### Material for this exercise

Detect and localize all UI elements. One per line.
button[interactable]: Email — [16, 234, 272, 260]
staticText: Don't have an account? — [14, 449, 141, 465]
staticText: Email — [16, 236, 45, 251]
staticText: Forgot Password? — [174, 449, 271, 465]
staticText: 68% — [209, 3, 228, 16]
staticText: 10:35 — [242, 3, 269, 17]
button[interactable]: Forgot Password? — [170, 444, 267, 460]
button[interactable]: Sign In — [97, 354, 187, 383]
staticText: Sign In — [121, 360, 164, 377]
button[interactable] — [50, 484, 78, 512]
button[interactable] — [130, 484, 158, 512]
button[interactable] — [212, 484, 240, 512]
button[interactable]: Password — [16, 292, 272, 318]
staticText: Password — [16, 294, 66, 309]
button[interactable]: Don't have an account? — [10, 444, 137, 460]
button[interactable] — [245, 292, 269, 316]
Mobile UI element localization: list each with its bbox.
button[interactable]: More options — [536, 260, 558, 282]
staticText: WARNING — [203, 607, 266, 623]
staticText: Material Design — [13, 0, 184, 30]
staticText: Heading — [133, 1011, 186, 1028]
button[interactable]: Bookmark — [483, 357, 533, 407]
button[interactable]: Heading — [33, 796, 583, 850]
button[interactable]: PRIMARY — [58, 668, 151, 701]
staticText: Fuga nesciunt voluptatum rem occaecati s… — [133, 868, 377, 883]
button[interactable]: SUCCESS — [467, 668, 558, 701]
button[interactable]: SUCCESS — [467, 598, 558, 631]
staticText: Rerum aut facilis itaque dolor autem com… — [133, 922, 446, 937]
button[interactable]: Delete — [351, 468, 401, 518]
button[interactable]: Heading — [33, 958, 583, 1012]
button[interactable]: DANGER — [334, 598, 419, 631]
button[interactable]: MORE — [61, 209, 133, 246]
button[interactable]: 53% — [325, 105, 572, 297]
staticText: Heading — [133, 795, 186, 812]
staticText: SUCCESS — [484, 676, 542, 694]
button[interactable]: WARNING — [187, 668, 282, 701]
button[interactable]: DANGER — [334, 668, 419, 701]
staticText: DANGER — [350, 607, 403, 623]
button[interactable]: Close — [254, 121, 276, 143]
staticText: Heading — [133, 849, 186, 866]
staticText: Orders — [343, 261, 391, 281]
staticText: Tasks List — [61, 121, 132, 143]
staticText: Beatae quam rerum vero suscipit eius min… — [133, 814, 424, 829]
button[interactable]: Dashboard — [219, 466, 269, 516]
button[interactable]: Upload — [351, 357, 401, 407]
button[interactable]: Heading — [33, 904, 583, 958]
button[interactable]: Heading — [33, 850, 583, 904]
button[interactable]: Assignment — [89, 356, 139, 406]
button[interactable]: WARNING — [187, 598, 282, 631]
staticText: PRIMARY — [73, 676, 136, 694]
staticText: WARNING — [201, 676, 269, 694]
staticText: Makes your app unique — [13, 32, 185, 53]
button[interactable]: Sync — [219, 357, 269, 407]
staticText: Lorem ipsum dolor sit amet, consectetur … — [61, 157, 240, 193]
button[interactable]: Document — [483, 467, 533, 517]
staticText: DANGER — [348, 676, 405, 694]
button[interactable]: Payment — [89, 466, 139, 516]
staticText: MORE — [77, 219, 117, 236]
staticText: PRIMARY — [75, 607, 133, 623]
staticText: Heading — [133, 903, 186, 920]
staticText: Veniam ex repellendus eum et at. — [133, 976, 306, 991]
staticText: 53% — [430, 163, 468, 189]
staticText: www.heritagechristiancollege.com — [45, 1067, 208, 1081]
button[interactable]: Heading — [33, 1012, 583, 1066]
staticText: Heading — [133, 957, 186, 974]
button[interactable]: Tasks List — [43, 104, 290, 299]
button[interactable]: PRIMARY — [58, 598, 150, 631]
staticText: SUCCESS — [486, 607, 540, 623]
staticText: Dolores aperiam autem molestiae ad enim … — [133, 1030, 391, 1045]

---

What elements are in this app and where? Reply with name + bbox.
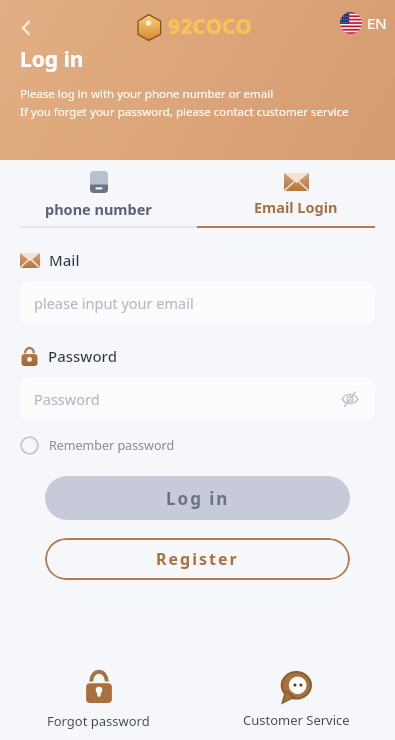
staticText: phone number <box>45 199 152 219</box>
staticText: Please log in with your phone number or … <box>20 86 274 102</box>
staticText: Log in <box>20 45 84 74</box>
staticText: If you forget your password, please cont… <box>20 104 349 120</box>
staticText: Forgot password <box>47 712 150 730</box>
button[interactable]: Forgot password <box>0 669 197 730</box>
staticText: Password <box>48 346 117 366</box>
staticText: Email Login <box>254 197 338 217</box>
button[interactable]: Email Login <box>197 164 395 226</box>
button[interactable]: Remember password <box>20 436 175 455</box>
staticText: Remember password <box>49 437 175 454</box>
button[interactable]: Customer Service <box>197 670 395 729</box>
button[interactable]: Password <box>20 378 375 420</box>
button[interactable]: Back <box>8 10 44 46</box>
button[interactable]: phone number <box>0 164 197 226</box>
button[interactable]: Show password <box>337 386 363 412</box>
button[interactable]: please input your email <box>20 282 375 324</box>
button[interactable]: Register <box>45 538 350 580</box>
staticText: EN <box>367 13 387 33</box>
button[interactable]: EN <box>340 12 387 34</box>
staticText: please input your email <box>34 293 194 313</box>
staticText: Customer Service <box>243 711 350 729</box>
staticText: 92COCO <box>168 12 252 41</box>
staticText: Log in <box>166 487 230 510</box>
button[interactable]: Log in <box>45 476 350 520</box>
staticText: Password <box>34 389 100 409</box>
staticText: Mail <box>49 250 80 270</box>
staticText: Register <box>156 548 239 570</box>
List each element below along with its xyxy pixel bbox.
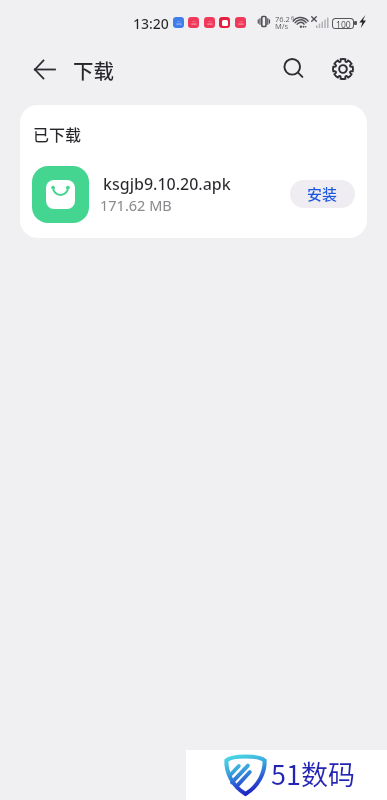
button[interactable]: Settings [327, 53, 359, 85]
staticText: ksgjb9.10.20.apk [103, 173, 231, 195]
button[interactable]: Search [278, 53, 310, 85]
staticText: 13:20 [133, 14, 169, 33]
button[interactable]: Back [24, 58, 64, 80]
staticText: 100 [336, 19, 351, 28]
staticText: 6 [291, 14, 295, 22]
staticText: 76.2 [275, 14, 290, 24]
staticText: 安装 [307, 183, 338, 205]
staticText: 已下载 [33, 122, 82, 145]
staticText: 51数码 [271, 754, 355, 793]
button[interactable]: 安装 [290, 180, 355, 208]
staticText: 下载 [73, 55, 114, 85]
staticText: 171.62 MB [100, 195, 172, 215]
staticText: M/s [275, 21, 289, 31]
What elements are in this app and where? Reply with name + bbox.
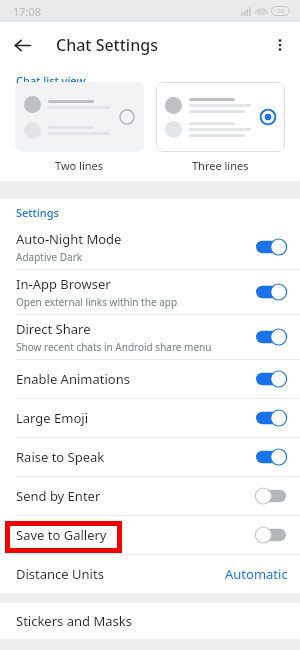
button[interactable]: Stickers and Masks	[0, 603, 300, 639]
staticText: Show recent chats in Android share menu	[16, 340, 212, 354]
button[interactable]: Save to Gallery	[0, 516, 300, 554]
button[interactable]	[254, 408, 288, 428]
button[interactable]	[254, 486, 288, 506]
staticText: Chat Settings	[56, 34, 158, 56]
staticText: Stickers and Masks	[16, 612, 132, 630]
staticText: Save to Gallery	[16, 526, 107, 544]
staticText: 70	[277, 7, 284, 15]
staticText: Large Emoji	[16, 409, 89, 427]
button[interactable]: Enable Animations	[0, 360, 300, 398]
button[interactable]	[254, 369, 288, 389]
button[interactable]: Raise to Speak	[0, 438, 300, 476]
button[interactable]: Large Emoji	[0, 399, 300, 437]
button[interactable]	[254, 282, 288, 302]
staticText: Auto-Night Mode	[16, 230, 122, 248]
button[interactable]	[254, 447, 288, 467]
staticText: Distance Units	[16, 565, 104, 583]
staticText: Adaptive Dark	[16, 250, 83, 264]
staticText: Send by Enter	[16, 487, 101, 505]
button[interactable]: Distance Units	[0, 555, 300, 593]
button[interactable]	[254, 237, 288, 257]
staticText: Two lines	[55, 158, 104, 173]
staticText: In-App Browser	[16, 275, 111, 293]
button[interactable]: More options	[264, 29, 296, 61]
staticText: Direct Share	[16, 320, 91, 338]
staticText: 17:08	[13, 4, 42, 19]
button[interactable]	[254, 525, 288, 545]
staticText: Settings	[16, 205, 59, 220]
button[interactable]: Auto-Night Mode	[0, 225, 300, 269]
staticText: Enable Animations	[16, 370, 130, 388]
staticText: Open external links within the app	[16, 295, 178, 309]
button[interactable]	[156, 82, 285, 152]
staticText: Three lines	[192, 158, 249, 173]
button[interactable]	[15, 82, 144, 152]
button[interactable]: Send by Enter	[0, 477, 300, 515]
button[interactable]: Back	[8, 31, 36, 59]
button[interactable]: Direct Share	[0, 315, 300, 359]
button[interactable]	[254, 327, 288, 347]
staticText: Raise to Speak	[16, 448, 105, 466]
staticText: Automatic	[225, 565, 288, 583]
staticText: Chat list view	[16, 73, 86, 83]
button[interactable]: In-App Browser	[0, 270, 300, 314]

...

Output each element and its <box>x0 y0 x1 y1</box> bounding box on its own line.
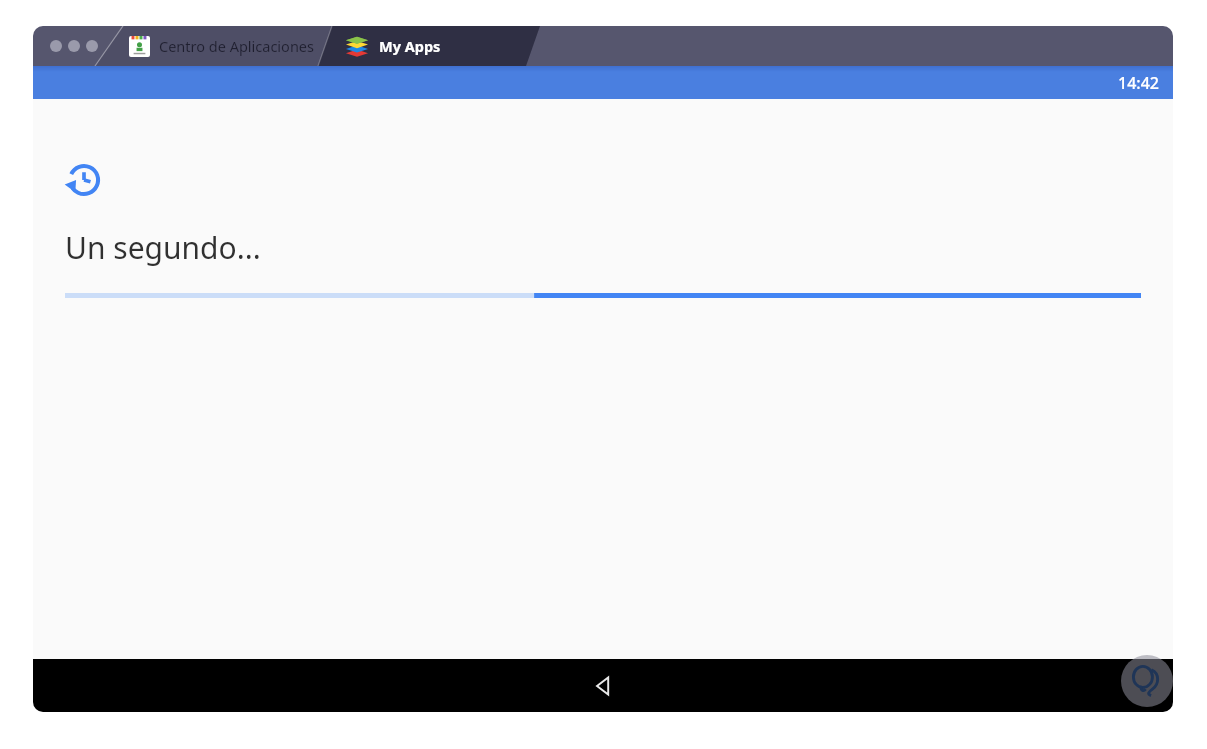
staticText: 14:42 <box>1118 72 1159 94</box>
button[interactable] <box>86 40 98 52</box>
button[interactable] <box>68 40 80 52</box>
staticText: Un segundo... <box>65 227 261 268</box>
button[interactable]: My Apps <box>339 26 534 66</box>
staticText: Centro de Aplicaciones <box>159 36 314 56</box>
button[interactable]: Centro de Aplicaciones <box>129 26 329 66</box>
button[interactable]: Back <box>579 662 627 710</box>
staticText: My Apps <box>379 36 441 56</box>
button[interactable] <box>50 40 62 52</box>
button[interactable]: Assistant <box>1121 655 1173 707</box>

### Problem details
Copy out the lines from the line with "Output each element" to the line with "button[interactable]: Assistant <box>1121", keeping both of those lines and leaving out the pictures.

### Output
Output each element and its <box>x0 y0 x1 y1</box> bounding box on its own line.
staticText: 14:42 <box>1118 72 1159 94</box>
button[interactable] <box>86 40 98 52</box>
button[interactable] <box>68 40 80 52</box>
staticText: Un segundo... <box>65 227 261 268</box>
button[interactable]: My Apps <box>339 26 534 66</box>
staticText: Centro de Aplicaciones <box>159 36 314 56</box>
button[interactable]: Centro de Aplicaciones <box>129 26 329 66</box>
button[interactable]: Back <box>579 662 627 710</box>
staticText: My Apps <box>379 36 441 56</box>
button[interactable] <box>50 40 62 52</box>
button[interactable]: Assistant <box>1121 655 1173 707</box>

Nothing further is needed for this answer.